(Collection entries)
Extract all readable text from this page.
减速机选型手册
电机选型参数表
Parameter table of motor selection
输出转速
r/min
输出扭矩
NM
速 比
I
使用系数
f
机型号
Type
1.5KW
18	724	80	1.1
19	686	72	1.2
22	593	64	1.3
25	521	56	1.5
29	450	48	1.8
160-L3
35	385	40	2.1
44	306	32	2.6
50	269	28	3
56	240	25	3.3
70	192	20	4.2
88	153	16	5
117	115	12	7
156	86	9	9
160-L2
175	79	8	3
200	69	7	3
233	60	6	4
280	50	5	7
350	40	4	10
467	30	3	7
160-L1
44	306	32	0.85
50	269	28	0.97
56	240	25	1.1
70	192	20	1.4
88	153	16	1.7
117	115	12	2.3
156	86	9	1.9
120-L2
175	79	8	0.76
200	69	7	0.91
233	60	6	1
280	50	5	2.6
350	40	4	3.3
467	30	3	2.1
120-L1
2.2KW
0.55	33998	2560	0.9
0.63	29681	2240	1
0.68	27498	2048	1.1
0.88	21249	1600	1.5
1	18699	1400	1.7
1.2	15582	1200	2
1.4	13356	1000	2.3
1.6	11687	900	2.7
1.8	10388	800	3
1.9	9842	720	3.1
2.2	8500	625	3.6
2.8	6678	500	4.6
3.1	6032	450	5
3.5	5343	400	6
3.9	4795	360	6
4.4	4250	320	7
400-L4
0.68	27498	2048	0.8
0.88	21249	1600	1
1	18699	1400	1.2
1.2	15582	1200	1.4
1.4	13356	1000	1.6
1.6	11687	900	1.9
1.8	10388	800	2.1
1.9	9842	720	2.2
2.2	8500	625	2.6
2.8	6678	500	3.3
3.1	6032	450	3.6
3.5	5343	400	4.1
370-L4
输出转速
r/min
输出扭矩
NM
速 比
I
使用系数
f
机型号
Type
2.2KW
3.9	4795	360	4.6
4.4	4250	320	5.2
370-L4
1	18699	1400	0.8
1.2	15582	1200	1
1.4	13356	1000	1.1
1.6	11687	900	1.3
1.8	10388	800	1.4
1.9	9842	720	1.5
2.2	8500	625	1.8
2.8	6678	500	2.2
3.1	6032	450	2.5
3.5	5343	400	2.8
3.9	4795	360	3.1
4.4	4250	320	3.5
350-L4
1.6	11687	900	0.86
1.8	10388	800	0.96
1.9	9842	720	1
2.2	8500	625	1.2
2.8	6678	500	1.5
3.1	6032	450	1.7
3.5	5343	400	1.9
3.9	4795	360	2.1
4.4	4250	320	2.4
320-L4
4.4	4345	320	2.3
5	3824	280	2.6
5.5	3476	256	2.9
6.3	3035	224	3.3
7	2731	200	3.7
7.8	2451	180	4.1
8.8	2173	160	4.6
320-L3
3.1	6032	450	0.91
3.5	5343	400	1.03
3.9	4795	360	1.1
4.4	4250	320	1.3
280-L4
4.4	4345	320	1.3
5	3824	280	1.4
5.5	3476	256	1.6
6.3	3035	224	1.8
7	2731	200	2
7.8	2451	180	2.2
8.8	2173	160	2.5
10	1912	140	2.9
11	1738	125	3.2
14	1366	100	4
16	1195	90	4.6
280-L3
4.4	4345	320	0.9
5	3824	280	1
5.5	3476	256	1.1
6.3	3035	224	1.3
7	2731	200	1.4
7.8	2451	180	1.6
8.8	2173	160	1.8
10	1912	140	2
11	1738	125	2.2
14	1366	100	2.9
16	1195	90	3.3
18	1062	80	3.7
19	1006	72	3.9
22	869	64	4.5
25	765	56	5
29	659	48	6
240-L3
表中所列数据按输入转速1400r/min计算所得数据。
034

WHAT IS ASKED => Faithfully copy every entry, leaving nothing out.

RESPONSE =>
Extract all readable text from this page.
减速机选型手册
电机选型参数表
Parameter table of motor selection
输出转速
r/min
输出扭矩
NM
速 比
I
使用系数
f
机型号
Type
1.5KW
18	724	80	1.1
19	686	72	1.2
22	593	64	1.3
25	521	56	1.5
29	450	48	1.8
160-L3
35	385	40	2.1
44	306	32	2.6
50	269	28	3
56	240	25	3.3
70	192	20	4.2
88	153	16	5
117	115	12	7
156	86	9	9
160-L2
175	79	8	3
200	69	7	3
233	60	6	4
280	50	5	7
350	40	4	10
467	30	3	7
160-L1
44	306	32	0.85
50	269	28	0.97
56	240	25	1.1
70	192	20	1.4
88	153	16	1.7
117	115	12	2.3
156	86	9	1.9
120-L2
175	79	8	0.76
200	69	7	0.91
233	60	6	1
280	50	5	2.6
350	40	4	3.3
467	30	3	2.1
120-L1
2.2KW
0.55	33998	2560	0.9
0.63	29681	2240	1
0.68	27498	2048	1.1
0.88	21249	1600	1.5
1	18699	1400	1.7
1.2	15582	1200	2
1.4	13356	1000	2.3
1.6	11687	900	2.7
1.8	10388	800	3
1.9	9842	720	3.1
2.2	8500	625	3.6
2.8	6678	500	4.6
3.1	6032	450	5
3.5	5343	400	6
3.9	4795	360	6
4.4	4250	320	7
400-L4
0.68	27498	2048	0.8
0.88	21249	1600	1
1	18699	1400	1.2
1.2	15582	1200	1.4
1.4	13356	1000	1.6
1.6	11687	900	1.9
1.8	10388	800	2.1
1.9	9842	720	2.2
2.2	8500	625	2.6
2.8	6678	500	3.3
3.1	6032	450	3.6
3.5	5343	400	4.1
370-L4
输出转速
r/min
输出扭矩
NM
速 比
I
使用系数
f
机型号
Type
2.2KW
3.9	4795	360	4.6
4.4	4250	320	5.2
370-L4
1	18699	1400	0.8
1.2	15582	1200	1
1.4	13356	1000	1.1
1.6	11687	900	1.3
1.8	10388	800	1.4
1.9	9842	720	1.5
2.2	8500	625	1.8
2.8	6678	500	2.2
3.1	6032	450	2.5
3.5	5343	400	2.8
3.9	4795	360	3.1
4.4	4250	320	3.5
350-L4
1.6	11687	900	0.86
1.8	10388	800	0.96
1.9	9842	720	1
2.2	8500	625	1.2
2.8	6678	500	1.5
3.1	6032	450	1.7
3.5	5343	400	1.9
3.9	4795	360	2.1
4.4	4250	320	2.4
320-L4
4.4	4345	320	2.3
5	3824	280	2.6
5.5	3476	256	2.9
6.3	3035	224	3.3
7	2731	200	3.7
7.8	2451	180	4.1
8.8	2173	160	4.6
320-L3
3.1	6032	450	0.91
3.5	5343	400	1.03
3.9	4795	360	1.1
4.4	4250	320	1.3
280-L4
4.4	4345	320	1.3
5	3824	280	1.4
5.5	3476	256	1.6
6.3	3035	224	1.8
7	2731	200	2
7.8	2451	180	2.2
8.8	2173	160	2.5
10	1912	140	2.9
11	1738	125	3.2
14	1366	100	4
16	1195	90	4.6
280-L3
4.4	4345	320	0.9
5	3824	280	1
5.5	3476	256	1.1
6.3	3035	224	1.3
7	2731	200	1.4
7.8	2451	180	1.6
8.8	2173	160	1.8
10	1912	140	2
11	1738	125	2.2
14	1366	100	2.9
16	1195	90	3.3
18	1062	80	3.7
19	1006	72	3.9
22	869	64	4.5
25	765	56	5
29	659	48	6
240-L3
表中所列数据按输入转速1400r/min计算所得数据。
034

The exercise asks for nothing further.